§ TASK TO CARRY OUT
Select all lines in the records that include "subtitle".

§ INFORMATION GIVEN
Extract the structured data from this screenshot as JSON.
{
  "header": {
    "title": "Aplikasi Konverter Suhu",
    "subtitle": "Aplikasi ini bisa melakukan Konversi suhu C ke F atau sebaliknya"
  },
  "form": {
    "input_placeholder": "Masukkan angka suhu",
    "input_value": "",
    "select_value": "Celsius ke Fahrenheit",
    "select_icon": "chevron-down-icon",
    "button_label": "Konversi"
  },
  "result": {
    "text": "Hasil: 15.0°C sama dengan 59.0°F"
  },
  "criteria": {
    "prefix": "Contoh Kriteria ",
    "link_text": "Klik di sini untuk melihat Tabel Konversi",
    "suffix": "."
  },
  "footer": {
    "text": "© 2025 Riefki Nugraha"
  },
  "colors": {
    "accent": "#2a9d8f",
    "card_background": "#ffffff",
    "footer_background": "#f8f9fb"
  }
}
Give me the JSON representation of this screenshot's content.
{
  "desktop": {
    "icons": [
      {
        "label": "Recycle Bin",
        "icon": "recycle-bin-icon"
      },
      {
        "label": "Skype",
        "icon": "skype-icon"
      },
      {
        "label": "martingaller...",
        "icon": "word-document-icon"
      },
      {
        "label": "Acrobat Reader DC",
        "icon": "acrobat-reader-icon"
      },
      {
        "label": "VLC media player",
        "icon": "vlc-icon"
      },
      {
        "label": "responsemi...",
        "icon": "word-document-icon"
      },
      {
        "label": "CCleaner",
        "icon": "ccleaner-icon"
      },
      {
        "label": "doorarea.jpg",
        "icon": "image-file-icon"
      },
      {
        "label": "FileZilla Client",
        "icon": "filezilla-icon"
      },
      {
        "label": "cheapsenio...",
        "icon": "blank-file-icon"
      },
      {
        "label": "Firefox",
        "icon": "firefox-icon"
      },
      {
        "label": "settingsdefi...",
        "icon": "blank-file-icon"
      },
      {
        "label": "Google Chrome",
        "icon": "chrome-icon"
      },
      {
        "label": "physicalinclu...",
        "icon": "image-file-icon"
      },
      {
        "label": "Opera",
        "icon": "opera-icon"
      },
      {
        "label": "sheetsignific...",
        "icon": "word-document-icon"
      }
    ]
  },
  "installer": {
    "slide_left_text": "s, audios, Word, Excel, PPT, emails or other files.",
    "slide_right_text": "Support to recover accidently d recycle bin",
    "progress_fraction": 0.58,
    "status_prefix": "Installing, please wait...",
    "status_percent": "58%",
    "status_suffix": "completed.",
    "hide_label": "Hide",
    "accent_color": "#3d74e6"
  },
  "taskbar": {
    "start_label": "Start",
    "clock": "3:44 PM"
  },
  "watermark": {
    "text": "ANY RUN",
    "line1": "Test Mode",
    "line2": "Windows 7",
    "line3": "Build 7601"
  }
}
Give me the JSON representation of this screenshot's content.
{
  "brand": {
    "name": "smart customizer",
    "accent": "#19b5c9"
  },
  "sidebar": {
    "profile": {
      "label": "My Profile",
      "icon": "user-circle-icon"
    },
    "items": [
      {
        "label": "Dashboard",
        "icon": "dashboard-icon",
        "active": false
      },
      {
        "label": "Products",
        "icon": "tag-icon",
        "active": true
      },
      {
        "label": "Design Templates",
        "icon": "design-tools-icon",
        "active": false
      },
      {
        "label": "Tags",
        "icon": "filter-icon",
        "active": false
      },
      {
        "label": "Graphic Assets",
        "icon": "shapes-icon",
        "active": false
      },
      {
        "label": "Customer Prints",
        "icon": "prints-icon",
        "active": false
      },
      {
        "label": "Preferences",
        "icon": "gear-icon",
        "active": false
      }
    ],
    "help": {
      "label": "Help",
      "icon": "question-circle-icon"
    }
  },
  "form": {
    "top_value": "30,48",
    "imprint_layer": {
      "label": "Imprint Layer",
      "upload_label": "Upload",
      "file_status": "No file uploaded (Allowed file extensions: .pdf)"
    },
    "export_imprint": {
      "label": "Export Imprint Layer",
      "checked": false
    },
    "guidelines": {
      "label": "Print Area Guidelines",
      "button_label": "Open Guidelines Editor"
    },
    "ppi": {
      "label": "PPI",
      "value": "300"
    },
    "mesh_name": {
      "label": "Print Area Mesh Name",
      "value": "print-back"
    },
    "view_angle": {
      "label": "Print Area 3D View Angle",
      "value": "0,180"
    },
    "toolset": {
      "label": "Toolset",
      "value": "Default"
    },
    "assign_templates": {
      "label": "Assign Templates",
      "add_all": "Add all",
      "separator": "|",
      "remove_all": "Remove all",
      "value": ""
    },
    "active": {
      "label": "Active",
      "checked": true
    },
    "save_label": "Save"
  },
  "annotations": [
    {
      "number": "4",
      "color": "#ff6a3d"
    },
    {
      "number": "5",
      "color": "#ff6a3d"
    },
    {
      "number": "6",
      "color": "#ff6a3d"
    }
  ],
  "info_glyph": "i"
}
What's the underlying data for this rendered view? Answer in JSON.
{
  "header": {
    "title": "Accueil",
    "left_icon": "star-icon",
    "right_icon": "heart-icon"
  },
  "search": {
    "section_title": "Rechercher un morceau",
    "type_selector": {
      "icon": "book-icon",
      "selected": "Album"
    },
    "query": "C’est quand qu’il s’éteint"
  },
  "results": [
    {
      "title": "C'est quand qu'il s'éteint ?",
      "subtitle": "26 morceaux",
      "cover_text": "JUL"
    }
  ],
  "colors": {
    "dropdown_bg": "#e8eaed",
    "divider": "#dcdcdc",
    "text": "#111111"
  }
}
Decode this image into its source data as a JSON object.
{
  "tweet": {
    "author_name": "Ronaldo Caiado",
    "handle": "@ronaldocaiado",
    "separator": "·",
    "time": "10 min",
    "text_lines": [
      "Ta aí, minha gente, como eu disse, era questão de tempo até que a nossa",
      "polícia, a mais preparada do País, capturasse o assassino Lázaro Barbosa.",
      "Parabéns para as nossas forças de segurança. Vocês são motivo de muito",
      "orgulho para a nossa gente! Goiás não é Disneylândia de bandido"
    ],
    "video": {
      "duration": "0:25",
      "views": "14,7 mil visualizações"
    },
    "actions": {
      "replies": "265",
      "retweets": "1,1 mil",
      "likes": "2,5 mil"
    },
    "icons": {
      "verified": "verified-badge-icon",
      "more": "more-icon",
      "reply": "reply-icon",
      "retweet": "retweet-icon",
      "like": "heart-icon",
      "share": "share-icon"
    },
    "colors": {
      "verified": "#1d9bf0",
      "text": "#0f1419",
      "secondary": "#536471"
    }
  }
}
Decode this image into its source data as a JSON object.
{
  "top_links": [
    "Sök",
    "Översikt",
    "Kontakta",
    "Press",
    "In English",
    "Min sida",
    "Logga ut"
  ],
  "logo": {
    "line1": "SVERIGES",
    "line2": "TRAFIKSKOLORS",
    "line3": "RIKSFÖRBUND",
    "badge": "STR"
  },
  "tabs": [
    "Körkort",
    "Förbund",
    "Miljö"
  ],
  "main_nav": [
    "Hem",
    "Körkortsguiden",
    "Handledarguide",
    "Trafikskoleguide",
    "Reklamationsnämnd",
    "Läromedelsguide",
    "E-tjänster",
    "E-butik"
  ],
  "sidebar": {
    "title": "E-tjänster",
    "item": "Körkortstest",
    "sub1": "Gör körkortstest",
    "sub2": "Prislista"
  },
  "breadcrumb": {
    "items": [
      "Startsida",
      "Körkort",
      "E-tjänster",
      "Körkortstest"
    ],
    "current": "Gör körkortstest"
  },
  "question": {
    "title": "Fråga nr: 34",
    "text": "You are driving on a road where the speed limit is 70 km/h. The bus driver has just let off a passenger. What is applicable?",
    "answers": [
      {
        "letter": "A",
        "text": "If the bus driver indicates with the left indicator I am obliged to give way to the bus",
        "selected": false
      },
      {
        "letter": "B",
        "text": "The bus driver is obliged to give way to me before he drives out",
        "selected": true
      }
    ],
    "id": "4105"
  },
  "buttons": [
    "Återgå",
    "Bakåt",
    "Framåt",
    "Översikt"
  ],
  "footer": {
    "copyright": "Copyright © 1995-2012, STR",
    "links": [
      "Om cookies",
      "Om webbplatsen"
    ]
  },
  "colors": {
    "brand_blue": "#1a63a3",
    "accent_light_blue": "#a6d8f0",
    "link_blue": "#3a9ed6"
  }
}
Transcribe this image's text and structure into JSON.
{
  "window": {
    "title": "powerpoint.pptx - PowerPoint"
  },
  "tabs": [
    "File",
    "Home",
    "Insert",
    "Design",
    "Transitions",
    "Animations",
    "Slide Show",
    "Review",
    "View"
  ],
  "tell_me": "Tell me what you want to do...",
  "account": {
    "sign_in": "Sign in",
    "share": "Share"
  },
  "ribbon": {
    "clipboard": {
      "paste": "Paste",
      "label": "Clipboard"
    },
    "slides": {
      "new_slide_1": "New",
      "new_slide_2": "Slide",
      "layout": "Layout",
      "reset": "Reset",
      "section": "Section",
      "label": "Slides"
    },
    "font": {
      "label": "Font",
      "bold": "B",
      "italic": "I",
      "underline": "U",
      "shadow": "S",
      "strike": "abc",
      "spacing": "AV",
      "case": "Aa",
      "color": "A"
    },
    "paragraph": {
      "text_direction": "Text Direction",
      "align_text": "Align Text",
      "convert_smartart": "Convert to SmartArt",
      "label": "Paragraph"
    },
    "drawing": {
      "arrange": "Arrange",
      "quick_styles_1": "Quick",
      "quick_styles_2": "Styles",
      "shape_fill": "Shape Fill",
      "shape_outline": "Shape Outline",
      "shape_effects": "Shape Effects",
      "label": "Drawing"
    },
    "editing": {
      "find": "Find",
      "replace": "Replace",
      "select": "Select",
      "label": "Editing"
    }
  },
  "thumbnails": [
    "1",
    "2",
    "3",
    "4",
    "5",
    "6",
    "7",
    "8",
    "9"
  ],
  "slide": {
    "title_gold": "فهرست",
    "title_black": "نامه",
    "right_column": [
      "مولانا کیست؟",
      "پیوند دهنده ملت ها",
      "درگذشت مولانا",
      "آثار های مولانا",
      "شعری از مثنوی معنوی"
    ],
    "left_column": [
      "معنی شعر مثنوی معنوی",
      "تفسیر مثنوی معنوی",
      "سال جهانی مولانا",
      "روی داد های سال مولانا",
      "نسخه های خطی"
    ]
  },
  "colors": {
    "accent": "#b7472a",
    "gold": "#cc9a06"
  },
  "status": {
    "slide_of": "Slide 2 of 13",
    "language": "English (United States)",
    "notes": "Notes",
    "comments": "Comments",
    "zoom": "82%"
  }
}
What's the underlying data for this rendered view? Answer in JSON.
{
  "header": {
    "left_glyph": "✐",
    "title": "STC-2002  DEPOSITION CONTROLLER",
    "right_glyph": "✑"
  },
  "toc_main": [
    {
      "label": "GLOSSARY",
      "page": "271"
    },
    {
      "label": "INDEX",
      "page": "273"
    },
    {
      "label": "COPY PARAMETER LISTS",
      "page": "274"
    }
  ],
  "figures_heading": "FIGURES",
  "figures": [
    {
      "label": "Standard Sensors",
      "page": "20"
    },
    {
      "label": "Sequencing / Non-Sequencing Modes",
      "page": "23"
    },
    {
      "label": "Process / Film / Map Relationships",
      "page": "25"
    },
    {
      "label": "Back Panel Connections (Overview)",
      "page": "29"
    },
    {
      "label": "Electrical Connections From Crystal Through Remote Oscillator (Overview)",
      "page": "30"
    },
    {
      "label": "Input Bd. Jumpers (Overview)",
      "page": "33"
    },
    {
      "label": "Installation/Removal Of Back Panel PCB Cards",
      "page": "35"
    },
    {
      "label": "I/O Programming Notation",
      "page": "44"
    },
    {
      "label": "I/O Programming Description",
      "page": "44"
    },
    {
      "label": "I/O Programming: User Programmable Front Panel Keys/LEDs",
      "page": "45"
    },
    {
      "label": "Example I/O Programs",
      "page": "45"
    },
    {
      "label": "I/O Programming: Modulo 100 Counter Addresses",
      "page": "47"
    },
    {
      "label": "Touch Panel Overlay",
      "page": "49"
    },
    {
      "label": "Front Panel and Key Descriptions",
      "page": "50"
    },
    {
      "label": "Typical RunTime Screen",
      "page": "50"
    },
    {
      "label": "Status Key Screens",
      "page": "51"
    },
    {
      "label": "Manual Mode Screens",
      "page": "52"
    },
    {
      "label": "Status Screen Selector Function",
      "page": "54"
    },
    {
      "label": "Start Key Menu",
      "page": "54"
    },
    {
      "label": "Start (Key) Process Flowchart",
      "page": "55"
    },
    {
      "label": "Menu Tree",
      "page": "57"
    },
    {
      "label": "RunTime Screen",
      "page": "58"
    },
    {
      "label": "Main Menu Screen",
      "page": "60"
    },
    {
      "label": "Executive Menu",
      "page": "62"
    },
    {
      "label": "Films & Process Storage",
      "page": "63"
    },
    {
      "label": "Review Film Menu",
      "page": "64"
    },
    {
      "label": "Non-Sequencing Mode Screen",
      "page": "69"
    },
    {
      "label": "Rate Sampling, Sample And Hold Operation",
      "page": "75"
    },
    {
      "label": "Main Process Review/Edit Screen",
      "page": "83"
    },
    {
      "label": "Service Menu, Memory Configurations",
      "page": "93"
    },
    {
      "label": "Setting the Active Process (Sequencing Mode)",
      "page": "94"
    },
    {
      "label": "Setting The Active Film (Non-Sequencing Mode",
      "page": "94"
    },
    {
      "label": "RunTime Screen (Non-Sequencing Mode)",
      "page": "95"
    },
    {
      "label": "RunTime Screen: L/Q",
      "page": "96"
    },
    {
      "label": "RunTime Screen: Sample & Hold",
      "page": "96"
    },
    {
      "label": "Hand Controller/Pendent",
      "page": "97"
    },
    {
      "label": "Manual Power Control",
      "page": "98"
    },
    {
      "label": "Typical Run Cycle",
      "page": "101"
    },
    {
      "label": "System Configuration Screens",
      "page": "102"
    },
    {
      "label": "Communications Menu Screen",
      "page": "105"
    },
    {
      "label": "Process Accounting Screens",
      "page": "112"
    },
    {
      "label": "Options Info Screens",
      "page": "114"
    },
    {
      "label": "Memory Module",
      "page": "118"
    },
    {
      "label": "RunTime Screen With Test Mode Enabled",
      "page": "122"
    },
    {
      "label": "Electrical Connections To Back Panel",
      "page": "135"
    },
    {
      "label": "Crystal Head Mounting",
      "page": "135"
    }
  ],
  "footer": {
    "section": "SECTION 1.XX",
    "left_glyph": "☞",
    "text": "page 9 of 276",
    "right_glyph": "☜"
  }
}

§ ANSWER BELOW
    "subtitle": "Aplikasi ini bisa melakukan Konversi suhu C ke F atau sebaliknya"
      "subtitle": "26 morceaux",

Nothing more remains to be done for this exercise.